What the task requires | Every entry below should be transcribed exactly; pictures stay out of the copy.

Start of Extracted material

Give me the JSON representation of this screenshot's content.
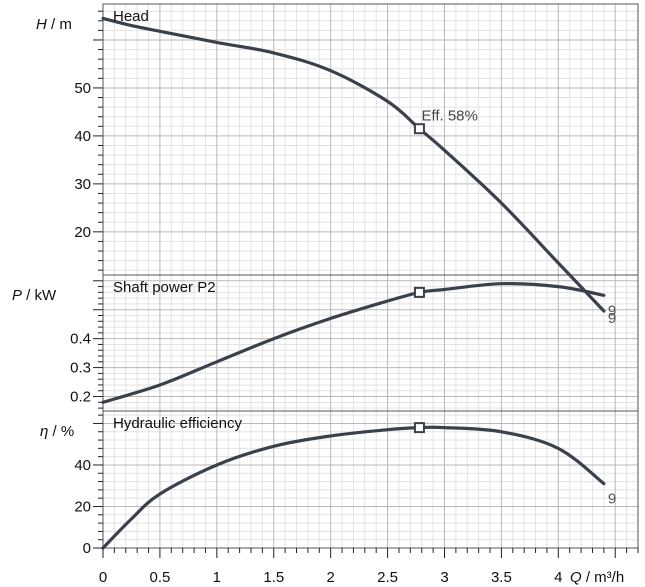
{
  "chart_data": {
    "type": "line",
    "x_axis": {
      "label_var": "Q",
      "label_unit": "/ m³/h",
      "ticks": [
        0,
        0.5,
        1,
        1.5,
        2,
        2.5,
        3,
        3.5,
        4
      ],
      "tick_labels": [
        "0",
        "0.5",
        "1",
        "1.5",
        "2",
        "2.5",
        "3",
        "3.5",
        "4"
      ],
      "range": [
        0,
        4.7
      ]
    },
    "grid": true,
    "panels": [
      {
        "title": "Head",
        "y_var": "H",
        "y_unit": "/ m",
        "ylim": [
          11,
          67.5
        ],
        "y_ticks": [
          20,
          30,
          40,
          50
        ],
        "y_tick_labels": [
          "20",
          "30",
          "40",
          "50"
        ],
        "curve_label": "9",
        "annotation": "Eff.  58%",
        "marker": {
          "x": 2.78,
          "y": 41.5
        },
        "series": {
          "x": [
            0,
            0.25,
            0.5,
            1.0,
            1.5,
            2.0,
            2.5,
            2.78,
            3.0,
            3.5,
            4.0,
            4.4
          ],
          "y": [
            64.5,
            63.0,
            61.8,
            59.5,
            57.3,
            53.6,
            47.2,
            41.5,
            37.0,
            26.0,
            13.5,
            3.5
          ]
        }
      },
      {
        "title": "Shaft power P2",
        "y_var": "P",
        "y_unit": "/ kW",
        "ylim": [
          0.15,
          0.62
        ],
        "y_ticks": [
          0.2,
          0.3,
          0.4
        ],
        "y_tick_labels": [
          "0.2",
          "0.3",
          "0.4"
        ],
        "curve_label": "9",
        "marker": {
          "x": 2.78,
          "y": 0.56
        },
        "series": {
          "x": [
            0,
            0.5,
            1.0,
            1.5,
            2.0,
            2.5,
            2.78,
            3.0,
            3.5,
            4.0,
            4.4
          ],
          "y": [
            0.18,
            0.24,
            0.32,
            0.4,
            0.47,
            0.53,
            0.56,
            0.57,
            0.59,
            0.58,
            0.55
          ]
        }
      },
      {
        "title": "Hydraulic efficiency",
        "y_var": "η",
        "y_unit": "/ %",
        "ylim": [
          0,
          66
        ],
        "y_ticks": [
          0,
          20,
          40
        ],
        "y_tick_labels": [
          "0",
          "20",
          "40"
        ],
        "curve_label": "9",
        "marker": {
          "x": 2.78,
          "y": 58
        },
        "series": {
          "x": [
            0,
            0.25,
            0.5,
            1.0,
            1.5,
            2.0,
            2.5,
            2.78,
            3.0,
            3.5,
            4.0,
            4.4
          ],
          "y": [
            0,
            14,
            26,
            40,
            49,
            54,
            57,
            58,
            58,
            56,
            48,
            31
          ]
        }
      }
    ]
  }
}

End of Extracted material

The completed task |
Give me the JSON representation of this screenshot's content.
{
  "chart_data": {
    "type": "line",
    "x_axis": {
      "label_var": "Q",
      "label_unit": "/ m³/h",
      "ticks": [
        0,
        0.5,
        1,
        1.5,
        2,
        2.5,
        3,
        3.5,
        4
      ],
      "tick_labels": [
        "0",
        "0.5",
        "1",
        "1.5",
        "2",
        "2.5",
        "3",
        "3.5",
        "4"
      ],
      "range": [
        0,
        4.7
      ]
    },
    "grid": true,
    "panels": [
      {
        "title": "Head",
        "y_var": "H",
        "y_unit": "/ m",
        "ylim": [
          11,
          67.5
        ],
        "y_ticks": [
          20,
          30,
          40,
          50
        ],
        "y_tick_labels": [
          "20",
          "30",
          "40",
          "50"
        ],
        "curve_label": "9",
        "annotation": "Eff.  58%",
        "marker": {
          "x": 2.78,
          "y": 41.5
        },
        "series": {
          "x": [
            0,
            0.25,
            0.5,
            1.0,
            1.5,
            2.0,
            2.5,
            2.78,
            3.0,
            3.5,
            4.0,
            4.4
          ],
          "y": [
            64.5,
            63.0,
            61.8,
            59.5,
            57.3,
            53.6,
            47.2,
            41.5,
            37.0,
            26.0,
            13.5,
            3.5
          ]
        }
      },
      {
        "title": "Shaft power P2",
        "y_var": "P",
        "y_unit": "/ kW",
        "ylim": [
          0.15,
          0.62
        ],
        "y_ticks": [
          0.2,
          0.3,
          0.4
        ],
        "y_tick_labels": [
          "0.2",
          "0.3",
          "0.4"
        ],
        "curve_label": "9",
        "marker": {
          "x": 2.78,
          "y": 0.56
        },
        "series": {
          "x": [
            0,
            0.5,
            1.0,
            1.5,
            2.0,
            2.5,
            2.78,
            3.0,
            3.5,
            4.0,
            4.4
          ],
          "y": [
            0.18,
            0.24,
            0.32,
            0.4,
            0.47,
            0.53,
            0.56,
            0.57,
            0.59,
            0.58,
            0.55
          ]
        }
      },
      {
        "title": "Hydraulic efficiency",
        "y_var": "η",
        "y_unit": "/ %",
        "ylim": [
          0,
          66
        ],
        "y_ticks": [
          0,
          20,
          40
        ],
        "y_tick_labels": [
          "0",
          "20",
          "40"
        ],
        "curve_label": "9",
        "marker": {
          "x": 2.78,
          "y": 58
        },
        "series": {
          "x": [
            0,
            0.25,
            0.5,
            1.0,
            1.5,
            2.0,
            2.5,
            2.78,
            3.0,
            3.5,
            4.0,
            4.4
          ],
          "y": [
            0,
            14,
            26,
            40,
            49,
            54,
            57,
            58,
            58,
            56,
            48,
            31
          ]
        }
      }
    ]
  }
}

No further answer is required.